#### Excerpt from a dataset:
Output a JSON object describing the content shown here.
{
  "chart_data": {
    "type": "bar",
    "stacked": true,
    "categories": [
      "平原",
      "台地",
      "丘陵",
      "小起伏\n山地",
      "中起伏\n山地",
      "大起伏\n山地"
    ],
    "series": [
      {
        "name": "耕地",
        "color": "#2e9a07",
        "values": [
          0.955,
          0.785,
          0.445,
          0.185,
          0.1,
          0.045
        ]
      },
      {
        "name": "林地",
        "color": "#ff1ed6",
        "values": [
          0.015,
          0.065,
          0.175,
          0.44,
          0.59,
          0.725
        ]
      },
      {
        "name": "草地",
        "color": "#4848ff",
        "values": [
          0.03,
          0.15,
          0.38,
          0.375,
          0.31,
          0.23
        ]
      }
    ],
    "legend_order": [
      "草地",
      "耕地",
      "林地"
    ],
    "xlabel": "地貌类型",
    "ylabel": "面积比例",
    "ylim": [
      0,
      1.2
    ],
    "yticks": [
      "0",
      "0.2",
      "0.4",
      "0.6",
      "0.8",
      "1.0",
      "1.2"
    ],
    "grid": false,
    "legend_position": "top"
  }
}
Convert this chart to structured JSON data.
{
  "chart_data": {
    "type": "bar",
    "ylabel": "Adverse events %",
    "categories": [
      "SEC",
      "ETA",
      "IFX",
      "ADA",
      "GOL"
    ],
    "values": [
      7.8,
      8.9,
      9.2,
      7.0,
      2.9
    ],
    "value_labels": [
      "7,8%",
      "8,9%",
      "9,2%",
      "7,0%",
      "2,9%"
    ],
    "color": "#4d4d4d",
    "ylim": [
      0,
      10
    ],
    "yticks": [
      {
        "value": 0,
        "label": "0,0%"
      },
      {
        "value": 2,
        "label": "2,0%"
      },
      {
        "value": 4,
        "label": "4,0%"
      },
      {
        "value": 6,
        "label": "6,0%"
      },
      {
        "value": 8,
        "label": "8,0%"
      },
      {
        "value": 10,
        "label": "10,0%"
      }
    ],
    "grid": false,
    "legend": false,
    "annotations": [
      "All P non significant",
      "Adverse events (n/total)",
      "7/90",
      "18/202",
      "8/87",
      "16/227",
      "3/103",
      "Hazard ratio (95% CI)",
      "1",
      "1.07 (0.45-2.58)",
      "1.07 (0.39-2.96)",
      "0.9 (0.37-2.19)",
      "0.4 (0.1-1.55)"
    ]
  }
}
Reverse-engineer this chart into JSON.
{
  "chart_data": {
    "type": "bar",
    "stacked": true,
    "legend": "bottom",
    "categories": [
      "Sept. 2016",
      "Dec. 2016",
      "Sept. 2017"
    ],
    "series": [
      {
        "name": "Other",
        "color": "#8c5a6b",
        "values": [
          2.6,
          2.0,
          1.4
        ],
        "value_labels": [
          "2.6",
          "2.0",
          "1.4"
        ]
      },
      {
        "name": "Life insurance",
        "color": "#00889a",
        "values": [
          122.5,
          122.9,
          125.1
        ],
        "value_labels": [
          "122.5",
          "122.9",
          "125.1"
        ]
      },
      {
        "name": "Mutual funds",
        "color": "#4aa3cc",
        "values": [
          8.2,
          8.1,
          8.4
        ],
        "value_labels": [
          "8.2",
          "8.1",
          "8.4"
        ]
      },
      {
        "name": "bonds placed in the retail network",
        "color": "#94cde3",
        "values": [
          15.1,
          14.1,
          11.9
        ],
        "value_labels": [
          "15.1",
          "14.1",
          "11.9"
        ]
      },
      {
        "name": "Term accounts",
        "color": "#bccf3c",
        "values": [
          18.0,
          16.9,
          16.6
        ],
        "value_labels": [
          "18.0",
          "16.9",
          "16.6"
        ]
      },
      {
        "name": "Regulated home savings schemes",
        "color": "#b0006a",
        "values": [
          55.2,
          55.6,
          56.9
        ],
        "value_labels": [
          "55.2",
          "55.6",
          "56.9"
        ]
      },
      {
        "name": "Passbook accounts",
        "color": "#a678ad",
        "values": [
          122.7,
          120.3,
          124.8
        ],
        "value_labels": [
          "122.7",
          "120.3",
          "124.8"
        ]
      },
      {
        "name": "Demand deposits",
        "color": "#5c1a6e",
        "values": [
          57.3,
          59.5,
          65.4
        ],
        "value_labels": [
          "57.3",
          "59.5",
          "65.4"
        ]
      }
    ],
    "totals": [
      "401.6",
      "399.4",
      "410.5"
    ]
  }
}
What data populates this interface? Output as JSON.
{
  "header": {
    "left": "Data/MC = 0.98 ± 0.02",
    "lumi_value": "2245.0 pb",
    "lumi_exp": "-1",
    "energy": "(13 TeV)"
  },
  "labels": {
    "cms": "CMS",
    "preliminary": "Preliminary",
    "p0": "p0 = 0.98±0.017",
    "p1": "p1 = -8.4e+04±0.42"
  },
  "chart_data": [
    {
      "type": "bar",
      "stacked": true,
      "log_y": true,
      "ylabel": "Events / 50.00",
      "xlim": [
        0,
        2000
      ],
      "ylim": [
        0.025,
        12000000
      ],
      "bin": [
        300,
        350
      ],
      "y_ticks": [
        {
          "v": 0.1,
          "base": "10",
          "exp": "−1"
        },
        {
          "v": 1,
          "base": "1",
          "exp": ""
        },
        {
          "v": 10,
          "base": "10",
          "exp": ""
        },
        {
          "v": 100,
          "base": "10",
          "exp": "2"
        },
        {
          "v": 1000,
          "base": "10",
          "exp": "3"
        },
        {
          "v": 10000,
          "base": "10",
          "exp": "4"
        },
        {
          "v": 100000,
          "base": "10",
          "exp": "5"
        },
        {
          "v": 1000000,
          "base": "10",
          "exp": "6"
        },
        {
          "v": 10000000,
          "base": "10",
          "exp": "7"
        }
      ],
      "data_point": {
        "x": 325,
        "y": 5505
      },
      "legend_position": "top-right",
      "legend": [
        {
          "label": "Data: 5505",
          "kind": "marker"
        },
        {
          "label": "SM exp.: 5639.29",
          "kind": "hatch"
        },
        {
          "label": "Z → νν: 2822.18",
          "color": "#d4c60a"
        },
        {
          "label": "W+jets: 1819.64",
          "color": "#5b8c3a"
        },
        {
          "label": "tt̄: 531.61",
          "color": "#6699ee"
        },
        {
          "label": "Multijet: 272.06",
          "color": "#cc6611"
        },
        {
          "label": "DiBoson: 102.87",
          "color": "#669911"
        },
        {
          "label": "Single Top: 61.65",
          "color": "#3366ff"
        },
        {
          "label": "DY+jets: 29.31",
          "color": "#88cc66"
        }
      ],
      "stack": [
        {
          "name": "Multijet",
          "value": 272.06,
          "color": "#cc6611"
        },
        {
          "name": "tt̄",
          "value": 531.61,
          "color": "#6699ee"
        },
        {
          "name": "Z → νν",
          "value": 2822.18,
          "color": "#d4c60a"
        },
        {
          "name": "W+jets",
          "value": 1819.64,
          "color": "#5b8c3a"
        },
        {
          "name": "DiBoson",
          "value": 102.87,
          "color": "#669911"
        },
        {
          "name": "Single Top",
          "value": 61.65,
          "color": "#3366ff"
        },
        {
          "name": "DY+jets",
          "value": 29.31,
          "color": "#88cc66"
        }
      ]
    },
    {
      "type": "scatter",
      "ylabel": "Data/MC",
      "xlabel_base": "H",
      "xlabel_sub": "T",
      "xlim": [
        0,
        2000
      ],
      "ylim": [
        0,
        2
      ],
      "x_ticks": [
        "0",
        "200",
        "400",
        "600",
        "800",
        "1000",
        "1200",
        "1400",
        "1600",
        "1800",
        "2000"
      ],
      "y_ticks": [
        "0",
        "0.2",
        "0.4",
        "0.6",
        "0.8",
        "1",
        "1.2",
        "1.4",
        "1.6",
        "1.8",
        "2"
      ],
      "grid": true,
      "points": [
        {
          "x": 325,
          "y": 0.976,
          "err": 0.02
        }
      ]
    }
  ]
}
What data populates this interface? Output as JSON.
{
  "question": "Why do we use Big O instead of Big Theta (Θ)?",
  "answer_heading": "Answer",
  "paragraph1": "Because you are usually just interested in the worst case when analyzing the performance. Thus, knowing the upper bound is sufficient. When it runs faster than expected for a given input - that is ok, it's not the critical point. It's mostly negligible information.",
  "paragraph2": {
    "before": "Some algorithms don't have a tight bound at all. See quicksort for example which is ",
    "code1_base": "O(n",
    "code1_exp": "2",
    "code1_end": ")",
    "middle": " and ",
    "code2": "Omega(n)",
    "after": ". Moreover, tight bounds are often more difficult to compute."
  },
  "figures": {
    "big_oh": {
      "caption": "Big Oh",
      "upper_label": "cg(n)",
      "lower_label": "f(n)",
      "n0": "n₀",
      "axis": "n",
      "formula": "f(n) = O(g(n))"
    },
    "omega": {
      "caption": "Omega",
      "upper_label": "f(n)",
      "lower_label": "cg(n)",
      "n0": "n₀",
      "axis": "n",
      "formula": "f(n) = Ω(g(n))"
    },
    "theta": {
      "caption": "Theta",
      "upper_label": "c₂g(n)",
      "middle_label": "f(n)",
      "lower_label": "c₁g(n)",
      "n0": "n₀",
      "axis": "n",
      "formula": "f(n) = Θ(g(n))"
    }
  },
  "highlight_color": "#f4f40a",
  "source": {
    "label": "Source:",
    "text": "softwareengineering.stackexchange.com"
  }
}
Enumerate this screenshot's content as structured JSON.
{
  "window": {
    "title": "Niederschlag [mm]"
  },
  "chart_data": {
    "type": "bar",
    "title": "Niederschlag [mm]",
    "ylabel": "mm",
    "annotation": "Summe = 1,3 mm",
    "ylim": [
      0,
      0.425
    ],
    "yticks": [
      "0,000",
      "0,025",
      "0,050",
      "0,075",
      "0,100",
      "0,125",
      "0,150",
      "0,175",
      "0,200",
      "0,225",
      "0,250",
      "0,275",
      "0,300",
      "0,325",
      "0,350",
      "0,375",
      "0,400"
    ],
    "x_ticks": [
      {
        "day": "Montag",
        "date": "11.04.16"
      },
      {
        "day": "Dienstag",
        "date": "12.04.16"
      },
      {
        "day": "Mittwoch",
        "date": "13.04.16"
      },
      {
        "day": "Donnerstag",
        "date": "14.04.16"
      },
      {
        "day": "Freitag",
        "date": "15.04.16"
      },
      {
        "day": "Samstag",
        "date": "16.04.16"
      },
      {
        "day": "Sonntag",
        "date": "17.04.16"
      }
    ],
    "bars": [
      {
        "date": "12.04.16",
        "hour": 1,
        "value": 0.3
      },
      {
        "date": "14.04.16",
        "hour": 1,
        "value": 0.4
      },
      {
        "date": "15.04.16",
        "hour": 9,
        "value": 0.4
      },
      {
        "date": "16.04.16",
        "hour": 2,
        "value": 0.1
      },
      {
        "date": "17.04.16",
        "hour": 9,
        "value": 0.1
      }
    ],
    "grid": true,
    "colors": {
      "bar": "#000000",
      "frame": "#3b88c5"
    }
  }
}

#### Work required:
Sift the material for lines with the string "formula". Copy each one found.

#### Solution for this problem:
      "formula": "f(n) = O(g(n))"
      "formula": "f(n) = Ω(g(n))"
      "formula": "f(n) = Θ(g(n))"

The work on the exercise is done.